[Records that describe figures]
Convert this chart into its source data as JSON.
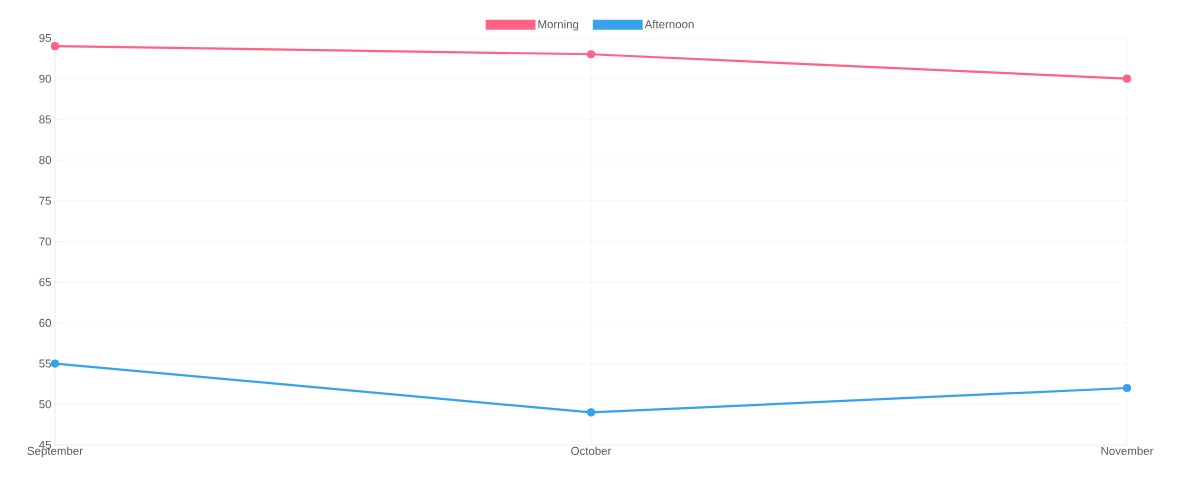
{
  "chart_data": {
    "type": "line",
    "categories": [
      "September",
      "October",
      "November"
    ],
    "series": [
      {
        "name": "Morning",
        "color": "#ff6384",
        "values": [
          94,
          93,
          90
        ]
      },
      {
        "name": "Afternoon",
        "color": "#36a2eb",
        "values": [
          55,
          49,
          52
        ]
      }
    ],
    "ylim": [
      45,
      95
    ],
    "yticks": [
      45,
      50,
      55,
      60,
      65,
      70,
      75,
      80,
      85,
      90,
      95
    ],
    "grid": true,
    "legend": "top",
    "marker": "circle",
    "line_style": "solid"
  }
}
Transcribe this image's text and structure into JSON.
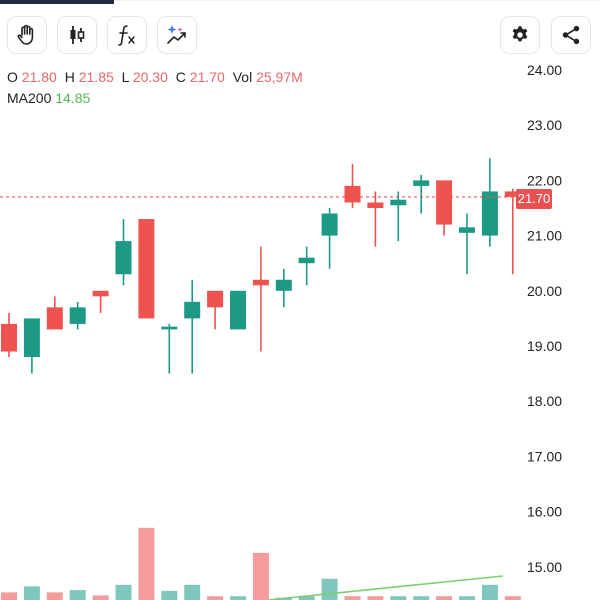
{
  "toolbar": {
    "left_buttons": [
      {
        "icon": "hand-icon"
      },
      {
        "icon": "candlestick-icon"
      },
      {
        "icon": "fx-icon"
      },
      {
        "icon": "sparkle-trend-icon"
      }
    ],
    "right_buttons": [
      {
        "icon": "gear-icon"
      },
      {
        "icon": "share-icon"
      }
    ]
  },
  "ohlc": {
    "o_label": "O",
    "o_value": "21.80",
    "h_label": "H",
    "h_value": "21.85",
    "l_label": "L",
    "l_value": "20.30",
    "c_label": "C",
    "c_value": "21.70",
    "vol_label": "Vol",
    "vol_value": "25,97M"
  },
  "ma": {
    "label": "MA200",
    "value": "14.85"
  },
  "price_axis": {
    "labels": [
      "24.00",
      "23.00",
      "22.00",
      "21.00",
      "20.00",
      "19.00",
      "18.00",
      "17.00",
      "16.00",
      "15.00"
    ],
    "min": 14.6,
    "max": 24.2
  },
  "current_price": {
    "label": "21.70",
    "value": 21.7
  },
  "colors": {
    "up": "#1c9a86",
    "down": "#ef5350",
    "vol_up": "#7fc7bc",
    "vol_down": "#f49b9b",
    "ma": "#7ccf6e",
    "accent": "#1f2d3d"
  },
  "chart_data": {
    "type": "candlestick",
    "candles": [
      {
        "o": 19.4,
        "h": 19.6,
        "l": 18.8,
        "c": 18.9
      },
      {
        "o": 18.8,
        "h": 19.5,
        "l": 18.5,
        "c": 19.5
      },
      {
        "o": 19.7,
        "h": 19.9,
        "l": 19.3,
        "c": 19.3
      },
      {
        "o": 19.4,
        "h": 19.8,
        "l": 19.3,
        "c": 19.7
      },
      {
        "o": 20.0,
        "h": 20.0,
        "l": 19.6,
        "c": 19.9
      },
      {
        "o": 20.3,
        "h": 21.3,
        "l": 20.1,
        "c": 20.9
      },
      {
        "o": 21.3,
        "h": 21.3,
        "l": 19.5,
        "c": 19.5
      },
      {
        "o": 19.3,
        "h": 19.4,
        "l": 18.5,
        "c": 19.35
      },
      {
        "o": 19.5,
        "h": 20.2,
        "l": 18.5,
        "c": 19.8
      },
      {
        "o": 20.0,
        "h": 20.0,
        "l": 19.3,
        "c": 19.7
      },
      {
        "o": 19.3,
        "h": 20.0,
        "l": 19.3,
        "c": 20.0
      },
      {
        "o": 20.2,
        "h": 20.8,
        "l": 18.9,
        "c": 20.1
      },
      {
        "o": 20.0,
        "h": 20.4,
        "l": 19.7,
        "c": 20.2
      },
      {
        "o": 20.5,
        "h": 20.8,
        "l": 20.1,
        "c": 20.6
      },
      {
        "o": 21.0,
        "h": 21.5,
        "l": 20.4,
        "c": 21.4
      },
      {
        "o": 21.9,
        "h": 22.3,
        "l": 21.5,
        "c": 21.6
      },
      {
        "o": 21.6,
        "h": 21.8,
        "l": 20.8,
        "c": 21.5
      },
      {
        "o": 21.55,
        "h": 21.8,
        "l": 20.9,
        "c": 21.65
      },
      {
        "o": 21.9,
        "h": 22.1,
        "l": 21.4,
        "c": 22.0
      },
      {
        "o": 22.0,
        "h": 22.0,
        "l": 21.0,
        "c": 21.2
      },
      {
        "o": 21.05,
        "h": 21.4,
        "l": 20.3,
        "c": 21.15
      },
      {
        "o": 21.0,
        "h": 22.4,
        "l": 20.8,
        "c": 21.8
      },
      {
        "o": 21.8,
        "h": 21.85,
        "l": 20.3,
        "c": 21.7
      }
    ],
    "volume_relative": [
      0.1,
      0.18,
      0.1,
      0.13,
      0.06,
      0.2,
      0.95,
      0.12,
      0.2,
      0.05,
      0.05,
      0.62,
      0.03,
      0.05,
      0.28,
      0.05,
      0.05,
      0.05,
      0.05,
      0.05,
      0.05,
      0.2,
      0.05
    ],
    "ma200": {
      "start": 14.85,
      "end": 14.85
    }
  }
}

» Work to do
From the data above, pick out each line containing "into" and copy it.

» Written answer
Convert this chart into its source data as JSON.
Transcribe this image's text and structure into JSON.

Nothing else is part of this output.